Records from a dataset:
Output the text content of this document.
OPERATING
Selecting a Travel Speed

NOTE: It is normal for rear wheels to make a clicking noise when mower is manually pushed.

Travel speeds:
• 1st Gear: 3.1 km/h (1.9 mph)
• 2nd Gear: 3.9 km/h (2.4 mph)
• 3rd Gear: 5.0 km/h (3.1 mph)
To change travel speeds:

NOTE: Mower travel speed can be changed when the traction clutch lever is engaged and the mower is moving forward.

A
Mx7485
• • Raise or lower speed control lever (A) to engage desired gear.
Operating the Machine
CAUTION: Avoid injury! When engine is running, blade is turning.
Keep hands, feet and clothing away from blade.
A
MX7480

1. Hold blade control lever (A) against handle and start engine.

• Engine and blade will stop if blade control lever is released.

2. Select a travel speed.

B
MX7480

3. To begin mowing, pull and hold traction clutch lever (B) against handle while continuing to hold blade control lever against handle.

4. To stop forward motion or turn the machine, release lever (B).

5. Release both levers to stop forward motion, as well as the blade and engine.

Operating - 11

Written exercise: Pull every line containing "blade" from the data.

Exercise solution:
CAUTION: Avoid injury! When engine is running, blade is turning.
Keep hands, feet and clothing away from blade.
1. Hold blade control lever (A) against handle and start engine.
• Engine and blade will stop if blade control lever is released.
3. To begin mowing, pull and hold traction clutch lever (B) against handle while continuing to hold blade control lever against handle.
5. Release both levers to stop forward motion, as well as the blade and engine.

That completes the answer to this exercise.